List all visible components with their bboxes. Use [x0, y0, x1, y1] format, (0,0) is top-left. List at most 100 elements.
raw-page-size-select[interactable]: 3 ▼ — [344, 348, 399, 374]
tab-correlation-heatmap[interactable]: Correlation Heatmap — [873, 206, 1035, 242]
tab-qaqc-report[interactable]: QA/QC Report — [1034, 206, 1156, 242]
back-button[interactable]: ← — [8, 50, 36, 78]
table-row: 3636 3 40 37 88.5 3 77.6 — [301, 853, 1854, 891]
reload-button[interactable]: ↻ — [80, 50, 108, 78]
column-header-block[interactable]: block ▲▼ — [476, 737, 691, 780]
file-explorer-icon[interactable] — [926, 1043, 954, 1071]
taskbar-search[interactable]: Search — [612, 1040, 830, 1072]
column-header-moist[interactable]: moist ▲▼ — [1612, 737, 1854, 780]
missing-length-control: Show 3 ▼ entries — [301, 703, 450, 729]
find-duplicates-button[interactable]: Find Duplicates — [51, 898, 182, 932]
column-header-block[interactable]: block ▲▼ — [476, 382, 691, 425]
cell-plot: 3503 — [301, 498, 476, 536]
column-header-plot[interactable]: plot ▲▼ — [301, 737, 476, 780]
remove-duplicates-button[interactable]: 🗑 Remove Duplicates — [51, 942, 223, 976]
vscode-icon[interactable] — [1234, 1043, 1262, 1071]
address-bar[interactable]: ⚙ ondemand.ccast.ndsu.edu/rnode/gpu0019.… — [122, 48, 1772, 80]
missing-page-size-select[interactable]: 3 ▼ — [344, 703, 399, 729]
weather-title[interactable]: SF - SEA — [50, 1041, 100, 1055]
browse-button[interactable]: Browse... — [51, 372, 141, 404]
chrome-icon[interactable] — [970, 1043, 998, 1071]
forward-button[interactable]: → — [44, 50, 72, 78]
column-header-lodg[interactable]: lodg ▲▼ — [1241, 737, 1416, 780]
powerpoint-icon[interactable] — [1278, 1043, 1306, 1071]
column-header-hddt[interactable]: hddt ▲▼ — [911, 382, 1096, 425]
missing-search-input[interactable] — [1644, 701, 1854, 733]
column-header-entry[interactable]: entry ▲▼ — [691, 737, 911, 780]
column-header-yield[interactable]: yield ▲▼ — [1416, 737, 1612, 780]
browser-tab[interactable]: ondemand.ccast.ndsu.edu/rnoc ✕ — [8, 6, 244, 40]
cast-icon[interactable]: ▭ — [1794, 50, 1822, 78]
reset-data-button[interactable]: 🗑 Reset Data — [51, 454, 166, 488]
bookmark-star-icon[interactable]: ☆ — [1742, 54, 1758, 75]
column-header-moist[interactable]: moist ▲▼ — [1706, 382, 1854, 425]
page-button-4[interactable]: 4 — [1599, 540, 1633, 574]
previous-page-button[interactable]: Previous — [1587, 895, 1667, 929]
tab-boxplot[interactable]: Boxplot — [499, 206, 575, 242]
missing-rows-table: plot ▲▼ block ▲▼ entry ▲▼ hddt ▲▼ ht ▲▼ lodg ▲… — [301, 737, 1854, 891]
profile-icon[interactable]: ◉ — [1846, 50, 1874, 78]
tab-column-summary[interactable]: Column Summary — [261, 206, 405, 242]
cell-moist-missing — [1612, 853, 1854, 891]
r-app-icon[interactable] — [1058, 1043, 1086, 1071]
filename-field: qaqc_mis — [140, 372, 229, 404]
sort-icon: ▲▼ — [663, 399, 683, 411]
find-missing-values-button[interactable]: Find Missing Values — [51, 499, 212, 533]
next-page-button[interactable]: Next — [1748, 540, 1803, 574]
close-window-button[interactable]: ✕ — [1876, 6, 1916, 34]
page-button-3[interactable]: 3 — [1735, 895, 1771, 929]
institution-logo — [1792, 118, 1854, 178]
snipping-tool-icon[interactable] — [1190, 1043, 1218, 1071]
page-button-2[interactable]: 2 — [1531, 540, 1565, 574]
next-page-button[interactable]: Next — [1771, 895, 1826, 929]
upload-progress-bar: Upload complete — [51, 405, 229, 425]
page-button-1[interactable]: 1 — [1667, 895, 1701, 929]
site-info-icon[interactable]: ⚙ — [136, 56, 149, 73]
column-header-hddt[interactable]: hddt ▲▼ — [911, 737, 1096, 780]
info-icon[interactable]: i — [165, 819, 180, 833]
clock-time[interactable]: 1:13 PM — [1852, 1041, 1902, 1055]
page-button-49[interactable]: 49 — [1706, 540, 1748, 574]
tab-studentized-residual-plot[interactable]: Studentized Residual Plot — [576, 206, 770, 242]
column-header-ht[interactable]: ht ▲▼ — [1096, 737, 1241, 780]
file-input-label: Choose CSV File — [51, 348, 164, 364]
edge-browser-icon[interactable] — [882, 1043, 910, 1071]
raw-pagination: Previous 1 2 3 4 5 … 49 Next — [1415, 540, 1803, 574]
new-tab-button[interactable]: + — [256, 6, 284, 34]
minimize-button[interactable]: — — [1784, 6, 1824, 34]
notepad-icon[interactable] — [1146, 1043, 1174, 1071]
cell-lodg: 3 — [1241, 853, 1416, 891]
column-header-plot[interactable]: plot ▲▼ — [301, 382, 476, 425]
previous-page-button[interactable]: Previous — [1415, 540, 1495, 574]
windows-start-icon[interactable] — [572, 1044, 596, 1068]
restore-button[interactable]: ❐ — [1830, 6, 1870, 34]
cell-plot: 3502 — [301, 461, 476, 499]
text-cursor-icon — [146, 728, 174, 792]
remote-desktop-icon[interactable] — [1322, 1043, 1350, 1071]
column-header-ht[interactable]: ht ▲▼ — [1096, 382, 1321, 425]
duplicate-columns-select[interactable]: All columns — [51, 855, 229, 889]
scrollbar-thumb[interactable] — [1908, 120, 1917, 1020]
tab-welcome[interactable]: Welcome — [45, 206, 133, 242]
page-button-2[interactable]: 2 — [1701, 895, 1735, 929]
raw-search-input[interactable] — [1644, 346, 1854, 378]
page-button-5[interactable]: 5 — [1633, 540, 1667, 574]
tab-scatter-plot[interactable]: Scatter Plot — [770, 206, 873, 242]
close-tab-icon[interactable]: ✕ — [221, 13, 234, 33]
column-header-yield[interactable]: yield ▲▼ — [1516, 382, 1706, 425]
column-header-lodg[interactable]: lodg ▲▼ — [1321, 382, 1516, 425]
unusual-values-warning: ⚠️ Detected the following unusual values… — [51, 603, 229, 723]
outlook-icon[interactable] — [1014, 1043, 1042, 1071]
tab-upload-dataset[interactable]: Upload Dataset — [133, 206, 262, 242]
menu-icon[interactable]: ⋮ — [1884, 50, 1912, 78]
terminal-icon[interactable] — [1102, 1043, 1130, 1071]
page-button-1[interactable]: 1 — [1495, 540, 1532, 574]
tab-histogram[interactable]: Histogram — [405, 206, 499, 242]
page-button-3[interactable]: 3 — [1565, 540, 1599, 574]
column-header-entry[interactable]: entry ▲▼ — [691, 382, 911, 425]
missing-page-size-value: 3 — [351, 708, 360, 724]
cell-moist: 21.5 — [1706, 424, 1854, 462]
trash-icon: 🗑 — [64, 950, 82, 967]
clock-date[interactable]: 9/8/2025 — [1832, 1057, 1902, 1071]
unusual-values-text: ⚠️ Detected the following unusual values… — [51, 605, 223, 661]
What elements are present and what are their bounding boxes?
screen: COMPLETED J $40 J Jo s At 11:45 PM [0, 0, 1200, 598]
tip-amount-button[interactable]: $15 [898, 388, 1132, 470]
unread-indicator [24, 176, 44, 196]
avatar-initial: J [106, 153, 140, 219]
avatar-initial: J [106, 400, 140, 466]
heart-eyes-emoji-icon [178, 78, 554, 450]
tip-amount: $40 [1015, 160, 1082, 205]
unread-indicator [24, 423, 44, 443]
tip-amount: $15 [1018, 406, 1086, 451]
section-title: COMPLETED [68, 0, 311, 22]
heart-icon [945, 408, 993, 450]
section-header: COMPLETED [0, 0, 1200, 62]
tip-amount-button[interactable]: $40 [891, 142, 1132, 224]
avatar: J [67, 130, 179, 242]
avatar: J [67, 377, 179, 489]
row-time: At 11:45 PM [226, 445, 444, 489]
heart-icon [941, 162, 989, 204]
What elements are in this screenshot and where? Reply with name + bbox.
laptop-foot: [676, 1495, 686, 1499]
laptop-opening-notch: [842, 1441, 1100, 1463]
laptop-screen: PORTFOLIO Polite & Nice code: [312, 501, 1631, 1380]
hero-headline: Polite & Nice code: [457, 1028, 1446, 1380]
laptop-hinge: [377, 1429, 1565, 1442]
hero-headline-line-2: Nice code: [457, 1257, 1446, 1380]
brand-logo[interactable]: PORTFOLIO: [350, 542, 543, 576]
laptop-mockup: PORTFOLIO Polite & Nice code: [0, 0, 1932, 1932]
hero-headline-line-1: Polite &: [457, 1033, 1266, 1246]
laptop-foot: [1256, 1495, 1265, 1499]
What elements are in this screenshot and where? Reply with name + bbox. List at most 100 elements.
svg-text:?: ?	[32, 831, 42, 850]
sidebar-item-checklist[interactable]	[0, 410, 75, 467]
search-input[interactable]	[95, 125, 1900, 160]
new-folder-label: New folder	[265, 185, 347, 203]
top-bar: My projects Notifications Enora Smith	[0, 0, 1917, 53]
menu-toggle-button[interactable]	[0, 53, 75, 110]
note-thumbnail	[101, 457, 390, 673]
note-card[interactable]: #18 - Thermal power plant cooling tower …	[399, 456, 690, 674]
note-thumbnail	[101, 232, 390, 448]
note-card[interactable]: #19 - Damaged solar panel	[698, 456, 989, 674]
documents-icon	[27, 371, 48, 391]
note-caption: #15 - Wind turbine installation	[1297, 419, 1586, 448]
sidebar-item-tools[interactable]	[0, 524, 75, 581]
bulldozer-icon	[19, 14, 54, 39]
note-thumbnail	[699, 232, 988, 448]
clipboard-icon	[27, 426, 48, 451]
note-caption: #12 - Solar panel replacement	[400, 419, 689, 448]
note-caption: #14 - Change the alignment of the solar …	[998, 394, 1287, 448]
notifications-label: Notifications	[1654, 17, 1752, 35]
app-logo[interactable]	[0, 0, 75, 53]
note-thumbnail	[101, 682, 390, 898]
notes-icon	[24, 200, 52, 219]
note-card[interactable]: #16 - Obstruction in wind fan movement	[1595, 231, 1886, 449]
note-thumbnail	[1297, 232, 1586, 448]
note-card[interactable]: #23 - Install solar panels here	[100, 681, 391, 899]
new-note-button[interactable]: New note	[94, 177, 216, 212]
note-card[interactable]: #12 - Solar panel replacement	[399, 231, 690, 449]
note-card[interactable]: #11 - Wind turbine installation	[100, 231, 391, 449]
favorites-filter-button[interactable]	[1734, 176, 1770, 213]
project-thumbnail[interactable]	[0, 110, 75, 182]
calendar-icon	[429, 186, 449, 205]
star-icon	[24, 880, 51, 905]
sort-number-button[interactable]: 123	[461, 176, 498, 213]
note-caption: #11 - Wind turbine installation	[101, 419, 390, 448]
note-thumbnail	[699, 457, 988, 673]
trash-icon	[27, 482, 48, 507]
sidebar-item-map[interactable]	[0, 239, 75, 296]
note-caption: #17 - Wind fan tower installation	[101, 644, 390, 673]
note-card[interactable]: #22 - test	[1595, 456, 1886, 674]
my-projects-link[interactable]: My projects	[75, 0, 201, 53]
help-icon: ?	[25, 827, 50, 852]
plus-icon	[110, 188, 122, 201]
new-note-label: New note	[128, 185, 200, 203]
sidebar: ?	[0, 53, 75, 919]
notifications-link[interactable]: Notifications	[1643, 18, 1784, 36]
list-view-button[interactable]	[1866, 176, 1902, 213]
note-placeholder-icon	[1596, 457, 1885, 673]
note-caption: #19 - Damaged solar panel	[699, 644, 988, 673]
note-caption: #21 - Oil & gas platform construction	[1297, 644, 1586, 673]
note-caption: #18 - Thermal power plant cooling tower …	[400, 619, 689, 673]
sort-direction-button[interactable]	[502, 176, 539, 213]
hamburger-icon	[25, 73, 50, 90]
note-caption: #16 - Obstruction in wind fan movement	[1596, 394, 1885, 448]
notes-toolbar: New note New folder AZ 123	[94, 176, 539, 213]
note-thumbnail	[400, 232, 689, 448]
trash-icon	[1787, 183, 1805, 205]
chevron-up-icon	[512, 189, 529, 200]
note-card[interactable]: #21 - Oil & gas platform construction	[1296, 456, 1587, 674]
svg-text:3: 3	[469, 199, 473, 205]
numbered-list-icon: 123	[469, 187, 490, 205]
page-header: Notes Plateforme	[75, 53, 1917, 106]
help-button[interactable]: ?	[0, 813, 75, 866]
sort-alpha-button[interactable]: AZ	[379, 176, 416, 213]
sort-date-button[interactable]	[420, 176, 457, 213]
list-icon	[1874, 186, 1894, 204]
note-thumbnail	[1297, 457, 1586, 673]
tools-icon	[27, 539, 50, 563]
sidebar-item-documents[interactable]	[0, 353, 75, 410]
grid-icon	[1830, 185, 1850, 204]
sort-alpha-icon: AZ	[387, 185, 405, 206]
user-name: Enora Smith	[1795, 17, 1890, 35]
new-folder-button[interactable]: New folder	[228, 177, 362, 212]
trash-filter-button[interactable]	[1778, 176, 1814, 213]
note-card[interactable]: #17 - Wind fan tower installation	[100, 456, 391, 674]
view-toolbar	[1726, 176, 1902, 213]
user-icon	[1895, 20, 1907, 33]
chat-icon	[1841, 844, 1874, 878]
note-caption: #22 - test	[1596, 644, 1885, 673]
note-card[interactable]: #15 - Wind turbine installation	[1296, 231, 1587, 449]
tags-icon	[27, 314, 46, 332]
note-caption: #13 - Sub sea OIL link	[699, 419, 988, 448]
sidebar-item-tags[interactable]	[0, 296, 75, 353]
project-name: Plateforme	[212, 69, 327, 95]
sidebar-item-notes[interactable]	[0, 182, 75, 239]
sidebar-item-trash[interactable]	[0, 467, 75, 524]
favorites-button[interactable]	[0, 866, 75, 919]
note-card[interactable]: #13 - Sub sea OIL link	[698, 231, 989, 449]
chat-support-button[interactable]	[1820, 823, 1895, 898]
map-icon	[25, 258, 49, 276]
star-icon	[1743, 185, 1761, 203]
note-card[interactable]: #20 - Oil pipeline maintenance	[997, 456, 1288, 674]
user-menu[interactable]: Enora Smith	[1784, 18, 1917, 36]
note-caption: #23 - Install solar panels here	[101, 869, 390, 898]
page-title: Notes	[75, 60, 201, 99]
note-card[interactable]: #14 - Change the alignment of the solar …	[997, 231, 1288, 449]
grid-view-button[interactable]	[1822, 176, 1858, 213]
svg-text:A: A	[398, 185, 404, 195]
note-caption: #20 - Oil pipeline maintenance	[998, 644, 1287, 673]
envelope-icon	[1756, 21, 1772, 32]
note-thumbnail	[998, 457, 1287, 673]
+ + + + + + +
*TASK*. Reproduce, character for character, every line of the records above, starting with the very first line and going on through the line that contains "reload-button[interactable]: ↻ —".

*CORRECT ANSWER*.
List all visible components with their bboxes. Use [x0, y0, x1, y1] format, (0,0) is top-left. List at most 100 elements.
raw-page-size-select[interactable]: 3 ▼ — [344, 348, 399, 374]
tab-correlation-heatmap[interactable]: Correlation Heatmap — [873, 206, 1035, 242]
tab-qaqc-report[interactable]: QA/QC Report — [1034, 206, 1156, 242]
back-button[interactable]: ← — [8, 50, 36, 78]
table-row: 3636 3 40 37 88.5 3 77.6 — [301, 853, 1854, 891]
reload-button[interactable]: ↻ — [80, 50, 108, 78]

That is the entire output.